== TEXTE FOURNI

Melody est auxiliaire de vie sociale à l’antenne de Haguenau et s’occupe prioritairement de cinq bénéficiaires. Melody a choisi son métier par vocation et a toujours su qu’une forme d’autonomie et d’isolement ferait partie de son quotidien.

Ce qui a été le plus difficile pour elle durant cette crise sanitaire jusqu’à maintenant a été LA SOLITUDE.

Bien qu’elle comprenne parfaitement l’obligation de la distanciation sociale, Melody s’est quelque peu sentie démunie devant la tristesse de ses « papy, mamie » qui ne pouvaient pas voir leurs proches. En quelque sorte, Melody était leur lien à la vie. Elle a assisté, presque impuissante, à la dégradation de l’état physique et mental de ses protégés. Elle a su gérer la situation avec professionnalisme et bienveillance mais… à quel prix pour elle ? Une de ses bénéficiaires, une dame d’origine libanaise, est décédée durant cette période d’une pathologie lourde non liée au Covid-19. Si les décès font partie du métier, Melody, sensible au respect des cultures, regrette infiniment la solitude du départ de cette dame. Pourtant, pleine de ressources, elle a accompagné au mieux la famille de la défunte.

====
== LIGNES FOURNIES

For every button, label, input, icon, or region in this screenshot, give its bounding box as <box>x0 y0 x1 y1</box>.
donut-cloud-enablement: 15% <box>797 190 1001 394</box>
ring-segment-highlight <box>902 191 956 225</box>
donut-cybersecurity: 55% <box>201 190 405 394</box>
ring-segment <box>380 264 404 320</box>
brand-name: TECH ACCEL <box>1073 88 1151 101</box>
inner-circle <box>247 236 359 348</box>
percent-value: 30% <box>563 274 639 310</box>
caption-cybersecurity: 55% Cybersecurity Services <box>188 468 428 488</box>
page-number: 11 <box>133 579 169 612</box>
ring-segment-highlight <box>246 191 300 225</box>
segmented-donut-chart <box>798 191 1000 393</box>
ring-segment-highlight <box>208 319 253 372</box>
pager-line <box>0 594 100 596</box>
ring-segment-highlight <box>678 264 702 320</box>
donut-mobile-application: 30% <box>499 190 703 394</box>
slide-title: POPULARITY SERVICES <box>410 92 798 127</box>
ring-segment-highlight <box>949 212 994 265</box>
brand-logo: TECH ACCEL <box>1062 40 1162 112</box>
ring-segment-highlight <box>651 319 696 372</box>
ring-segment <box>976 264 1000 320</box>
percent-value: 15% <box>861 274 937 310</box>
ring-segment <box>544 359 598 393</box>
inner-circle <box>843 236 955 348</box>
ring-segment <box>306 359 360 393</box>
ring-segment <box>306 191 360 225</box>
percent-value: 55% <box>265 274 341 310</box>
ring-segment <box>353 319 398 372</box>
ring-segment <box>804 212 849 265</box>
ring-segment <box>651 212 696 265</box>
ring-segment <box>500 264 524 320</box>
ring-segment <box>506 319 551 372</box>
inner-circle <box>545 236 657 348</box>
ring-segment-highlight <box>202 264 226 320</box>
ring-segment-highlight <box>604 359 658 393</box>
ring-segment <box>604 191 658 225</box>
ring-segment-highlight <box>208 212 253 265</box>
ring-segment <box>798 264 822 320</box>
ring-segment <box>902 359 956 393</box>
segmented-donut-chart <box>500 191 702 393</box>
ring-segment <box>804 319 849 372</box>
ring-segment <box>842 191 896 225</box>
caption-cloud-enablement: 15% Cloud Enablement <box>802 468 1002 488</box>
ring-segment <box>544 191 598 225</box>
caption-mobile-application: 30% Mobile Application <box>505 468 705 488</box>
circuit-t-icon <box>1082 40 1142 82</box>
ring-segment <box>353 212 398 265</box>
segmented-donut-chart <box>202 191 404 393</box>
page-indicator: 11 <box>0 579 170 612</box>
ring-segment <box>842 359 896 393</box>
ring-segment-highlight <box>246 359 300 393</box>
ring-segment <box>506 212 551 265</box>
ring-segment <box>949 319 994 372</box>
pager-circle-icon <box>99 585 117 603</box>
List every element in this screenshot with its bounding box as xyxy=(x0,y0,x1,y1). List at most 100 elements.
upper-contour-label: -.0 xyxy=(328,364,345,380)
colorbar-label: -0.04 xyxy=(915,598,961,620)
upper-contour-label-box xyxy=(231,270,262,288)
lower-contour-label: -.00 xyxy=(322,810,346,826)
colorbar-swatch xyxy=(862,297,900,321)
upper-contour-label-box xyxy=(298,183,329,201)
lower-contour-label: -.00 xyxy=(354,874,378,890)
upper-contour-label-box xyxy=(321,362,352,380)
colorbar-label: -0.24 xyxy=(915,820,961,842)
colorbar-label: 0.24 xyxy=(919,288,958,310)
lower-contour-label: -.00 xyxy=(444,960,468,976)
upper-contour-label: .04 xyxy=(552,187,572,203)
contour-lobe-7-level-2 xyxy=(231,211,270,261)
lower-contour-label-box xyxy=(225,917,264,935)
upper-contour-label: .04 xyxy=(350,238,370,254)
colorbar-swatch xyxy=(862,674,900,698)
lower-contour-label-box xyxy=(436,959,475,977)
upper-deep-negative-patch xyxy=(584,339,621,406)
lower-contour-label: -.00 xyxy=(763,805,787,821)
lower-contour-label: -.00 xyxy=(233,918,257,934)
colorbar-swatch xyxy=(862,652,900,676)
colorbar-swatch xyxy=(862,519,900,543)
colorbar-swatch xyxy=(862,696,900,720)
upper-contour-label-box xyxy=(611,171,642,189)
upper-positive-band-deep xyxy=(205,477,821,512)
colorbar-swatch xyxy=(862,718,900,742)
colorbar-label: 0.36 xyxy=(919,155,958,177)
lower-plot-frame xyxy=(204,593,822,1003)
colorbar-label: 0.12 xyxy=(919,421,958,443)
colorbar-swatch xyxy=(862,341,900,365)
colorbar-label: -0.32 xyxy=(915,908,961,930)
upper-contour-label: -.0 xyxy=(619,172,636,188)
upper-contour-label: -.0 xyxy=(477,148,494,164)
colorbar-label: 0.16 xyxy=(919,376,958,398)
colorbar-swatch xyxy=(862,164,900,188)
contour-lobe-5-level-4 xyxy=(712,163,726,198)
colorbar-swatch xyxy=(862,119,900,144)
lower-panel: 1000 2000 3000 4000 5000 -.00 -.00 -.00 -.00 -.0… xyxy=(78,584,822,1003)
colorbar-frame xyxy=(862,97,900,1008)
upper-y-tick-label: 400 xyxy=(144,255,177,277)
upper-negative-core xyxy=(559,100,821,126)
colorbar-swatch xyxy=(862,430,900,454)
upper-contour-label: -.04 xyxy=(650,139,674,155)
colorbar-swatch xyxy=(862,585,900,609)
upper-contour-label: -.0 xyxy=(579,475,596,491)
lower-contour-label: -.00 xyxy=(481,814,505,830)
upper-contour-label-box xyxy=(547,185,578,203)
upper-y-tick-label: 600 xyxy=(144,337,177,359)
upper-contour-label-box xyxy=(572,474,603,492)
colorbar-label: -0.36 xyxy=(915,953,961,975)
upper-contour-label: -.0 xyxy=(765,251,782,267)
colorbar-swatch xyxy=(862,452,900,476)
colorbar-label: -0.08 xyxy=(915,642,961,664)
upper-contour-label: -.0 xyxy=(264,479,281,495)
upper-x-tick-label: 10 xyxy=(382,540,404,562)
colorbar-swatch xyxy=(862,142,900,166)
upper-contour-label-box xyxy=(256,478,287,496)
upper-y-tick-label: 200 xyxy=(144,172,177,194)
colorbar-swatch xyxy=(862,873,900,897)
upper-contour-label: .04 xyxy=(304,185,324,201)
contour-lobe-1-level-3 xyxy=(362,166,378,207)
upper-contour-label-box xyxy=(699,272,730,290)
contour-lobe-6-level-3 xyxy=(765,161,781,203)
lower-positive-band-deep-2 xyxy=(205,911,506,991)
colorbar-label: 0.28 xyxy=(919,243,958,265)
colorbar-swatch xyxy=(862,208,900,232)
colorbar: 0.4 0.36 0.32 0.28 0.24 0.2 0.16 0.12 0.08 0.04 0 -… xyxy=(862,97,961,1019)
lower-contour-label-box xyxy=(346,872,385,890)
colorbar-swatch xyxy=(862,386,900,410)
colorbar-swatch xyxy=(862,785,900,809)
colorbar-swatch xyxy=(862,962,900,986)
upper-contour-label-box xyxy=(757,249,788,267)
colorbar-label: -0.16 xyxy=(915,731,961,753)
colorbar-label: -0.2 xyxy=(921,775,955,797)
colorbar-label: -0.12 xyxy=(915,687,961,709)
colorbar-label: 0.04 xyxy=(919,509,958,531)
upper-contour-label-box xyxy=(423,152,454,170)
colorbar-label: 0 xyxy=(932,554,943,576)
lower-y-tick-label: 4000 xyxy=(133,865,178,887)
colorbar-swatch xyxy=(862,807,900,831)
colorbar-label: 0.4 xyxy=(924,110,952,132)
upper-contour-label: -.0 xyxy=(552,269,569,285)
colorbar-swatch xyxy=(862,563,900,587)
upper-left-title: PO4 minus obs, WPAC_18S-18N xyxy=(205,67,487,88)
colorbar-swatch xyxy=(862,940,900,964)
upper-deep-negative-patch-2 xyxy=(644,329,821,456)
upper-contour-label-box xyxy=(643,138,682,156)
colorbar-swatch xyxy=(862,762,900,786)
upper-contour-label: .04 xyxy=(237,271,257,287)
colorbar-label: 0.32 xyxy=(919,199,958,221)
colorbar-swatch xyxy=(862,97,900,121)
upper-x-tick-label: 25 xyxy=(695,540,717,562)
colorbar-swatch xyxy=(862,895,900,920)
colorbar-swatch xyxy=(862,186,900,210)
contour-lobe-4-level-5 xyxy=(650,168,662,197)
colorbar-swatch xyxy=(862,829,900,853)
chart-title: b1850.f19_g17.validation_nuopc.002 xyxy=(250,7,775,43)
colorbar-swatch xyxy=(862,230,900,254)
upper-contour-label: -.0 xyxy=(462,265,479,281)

====

OBJECTIF DE LA TÂCHE :: D'après le texte sur Melody, combien de bénéficiaires suit-elle en priorité à l'antenne de Haguenau ? Ces lignes proviennent d'une autre source que le texte.

SOLUTION RÉDIGÉE :: Elle s'occupe en priorité de cinq bénéficiaires.